[Records]
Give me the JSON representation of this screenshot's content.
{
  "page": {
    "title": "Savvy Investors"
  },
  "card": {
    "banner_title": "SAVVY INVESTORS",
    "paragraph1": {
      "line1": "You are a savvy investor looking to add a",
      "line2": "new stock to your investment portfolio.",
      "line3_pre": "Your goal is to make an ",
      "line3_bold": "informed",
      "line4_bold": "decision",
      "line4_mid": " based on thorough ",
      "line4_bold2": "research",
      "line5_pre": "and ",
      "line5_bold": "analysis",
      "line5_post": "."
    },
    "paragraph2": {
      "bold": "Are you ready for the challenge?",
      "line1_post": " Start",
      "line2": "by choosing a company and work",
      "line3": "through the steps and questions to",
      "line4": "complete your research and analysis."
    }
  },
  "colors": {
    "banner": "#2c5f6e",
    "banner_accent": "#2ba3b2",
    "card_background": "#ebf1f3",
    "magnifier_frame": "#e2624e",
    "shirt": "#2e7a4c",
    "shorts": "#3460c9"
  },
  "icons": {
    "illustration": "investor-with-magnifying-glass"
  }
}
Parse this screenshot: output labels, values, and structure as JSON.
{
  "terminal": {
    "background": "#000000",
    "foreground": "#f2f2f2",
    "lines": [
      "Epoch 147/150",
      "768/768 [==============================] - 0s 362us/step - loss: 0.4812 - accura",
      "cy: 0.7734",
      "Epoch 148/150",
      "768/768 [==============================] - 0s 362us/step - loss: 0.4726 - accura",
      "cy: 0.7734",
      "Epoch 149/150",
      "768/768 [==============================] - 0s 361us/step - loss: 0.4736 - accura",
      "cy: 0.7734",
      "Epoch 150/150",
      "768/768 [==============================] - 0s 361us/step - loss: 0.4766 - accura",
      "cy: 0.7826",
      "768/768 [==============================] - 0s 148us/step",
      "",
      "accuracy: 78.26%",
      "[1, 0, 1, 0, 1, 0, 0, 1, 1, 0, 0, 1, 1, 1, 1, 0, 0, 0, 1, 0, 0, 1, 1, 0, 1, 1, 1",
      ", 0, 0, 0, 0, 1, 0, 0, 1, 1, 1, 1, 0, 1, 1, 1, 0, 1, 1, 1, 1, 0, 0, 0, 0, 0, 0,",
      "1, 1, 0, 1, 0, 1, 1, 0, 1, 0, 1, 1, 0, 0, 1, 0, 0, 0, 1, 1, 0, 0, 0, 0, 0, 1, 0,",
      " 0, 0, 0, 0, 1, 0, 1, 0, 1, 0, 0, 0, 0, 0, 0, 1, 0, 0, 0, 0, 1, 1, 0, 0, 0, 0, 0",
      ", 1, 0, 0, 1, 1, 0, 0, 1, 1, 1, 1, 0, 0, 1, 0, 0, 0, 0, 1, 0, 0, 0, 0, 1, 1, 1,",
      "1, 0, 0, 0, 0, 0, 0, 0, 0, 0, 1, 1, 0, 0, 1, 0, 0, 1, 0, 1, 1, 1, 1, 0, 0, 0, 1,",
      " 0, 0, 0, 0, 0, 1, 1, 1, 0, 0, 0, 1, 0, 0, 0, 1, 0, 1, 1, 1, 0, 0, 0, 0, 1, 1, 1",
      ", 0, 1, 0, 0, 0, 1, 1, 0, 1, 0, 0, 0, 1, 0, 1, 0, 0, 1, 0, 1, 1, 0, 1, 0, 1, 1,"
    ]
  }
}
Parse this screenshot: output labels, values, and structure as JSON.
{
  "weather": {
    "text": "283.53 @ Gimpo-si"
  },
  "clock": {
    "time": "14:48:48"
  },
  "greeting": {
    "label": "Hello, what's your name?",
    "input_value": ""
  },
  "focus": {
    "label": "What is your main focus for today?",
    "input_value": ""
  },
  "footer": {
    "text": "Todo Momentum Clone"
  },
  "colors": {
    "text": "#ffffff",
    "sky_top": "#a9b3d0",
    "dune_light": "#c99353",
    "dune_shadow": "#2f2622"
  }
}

TASK DETAILS >> Restate the listing in full, word for word.

OUTPUT FOR THIS TASK >>
Give me the JSON representation of this screenshot's content.
{
  "page": {
    "title": "Savvy Investors"
  },
  "card": {
    "banner_title": "SAVVY INVESTORS",
    "paragraph1": {
      "line1": "You are a savvy investor looking to add a",
      "line2": "new stock to your investment portfolio.",
      "line3_pre": "Your goal is to make an ",
      "line3_bold": "informed",
      "line4_bold": "decision",
      "line4_mid": " based on thorough ",
      "line4_bold2": "research",
      "line5_pre": "and ",
      "line5_bold": "analysis",
      "line5_post": "."
    },
    "paragraph2": {
      "bold": "Are you ready for the challenge?",
      "line1_post": " Start",
      "line2": "by choosing a company and work",
      "line3": "through the steps and questions to",
      "line4": "complete your research and analysis."
    }
  },
  "colors": {
    "banner": "#2c5f6e",
    "banner_accent": "#2ba3b2",
    "card_background": "#ebf1f3",
    "magnifier_frame": "#e2624e",
    "shirt": "#2e7a4c",
    "shorts": "#3460c9"
  },
  "icons": {
    "illustration": "investor-with-magnifying-glass"
  }
}
Parse this screenshot: output labels, values, and structure as JSON.
{
  "terminal": {
    "background": "#000000",
    "foreground": "#f2f2f2",
    "lines": [
      "Epoch 147/150",
      "768/768 [==============================] - 0s 362us/step - loss: 0.4812 - accura",
      "cy: 0.7734",
      "Epoch 148/150",
      "768/768 [==============================] - 0s 362us/step - loss: 0.4726 - accura",
      "cy: 0.7734",
      "Epoch 149/150",
      "768/768 [==============================] - 0s 361us/step - loss: 0.4736 - accura",
      "cy: 0.7734",
      "Epoch 150/150",
      "768/768 [==============================] - 0s 361us/step - loss: 0.4766 - accura",
      "cy: 0.7826",
      "768/768 [==============================] - 0s 148us/step",
      "",
      "accuracy: 78.26%",
      "[1, 0, 1, 0, 1, 0, 0, 1, 1, 0, 0, 1, 1, 1, 1, 0, 0, 0, 1, 0, 0, 1, 1, 0, 1, 1, 1",
      ", 0, 0, 0, 0, 1, 0, 0, 1, 1, 1, 1, 0, 1, 1, 1, 0, 1, 1, 1, 1, 0, 0, 0, 0, 0, 0,",
      "1, 1, 0, 1, 0, 1, 1, 0, 1, 0, 1, 1, 0, 0, 1, 0, 0, 0, 1, 1, 0, 0, 0, 0, 0, 1, 0,",
      " 0, 0, 0, 0, 1, 0, 1, 0, 1, 0, 0, 0, 0, 0, 0, 1, 0, 0, 0, 0, 1, 1, 0, 0, 0, 0, 0",
      ", 1, 0, 0, 1, 1, 0, 0, 1, 1, 1, 1, 0, 0, 1, 0, 0, 0, 0, 1, 0, 0, 0, 0, 1, 1, 1,",
      "1, 0, 0, 0, 0, 0, 0, 0, 0, 0, 1, 1, 0, 0, 1, 0, 0, 1, 0, 1, 1, 1, 1, 0, 0, 0, 1,",
      " 0, 0, 0, 0, 0, 1, 1, 1, 0, 0, 0, 1, 0, 0, 0, 1, 0, 1, 1, 1, 0, 0, 0, 0, 1, 1, 1",
      ", 0, 1, 0, 0, 0, 1, 1, 0, 1, 0, 0, 0, 1, 0, 1, 0, 0, 1, 0, 1, 1, 0, 1, 0, 1, 1,"
    ]
  }
}
Parse this screenshot: output labels, values, and structure as JSON.
{
  "weather": {
    "text": "283.53 @ Gimpo-si"
  },
  "clock": {
    "time": "14:48:48"
  },
  "greeting": {
    "label": "Hello, what's your name?",
    "input_value": ""
  },
  "focus": {
    "label": "What is your main focus for today?",
    "input_value": ""
  },
  "footer": {
    "text": "Todo Momentum Clone"
  },
  "colors": {
    "text": "#ffffff",
    "sky_top": "#a9b3d0",
    "dune_light": "#c99353",
    "dune_shadow": "#2f2622"
  }
}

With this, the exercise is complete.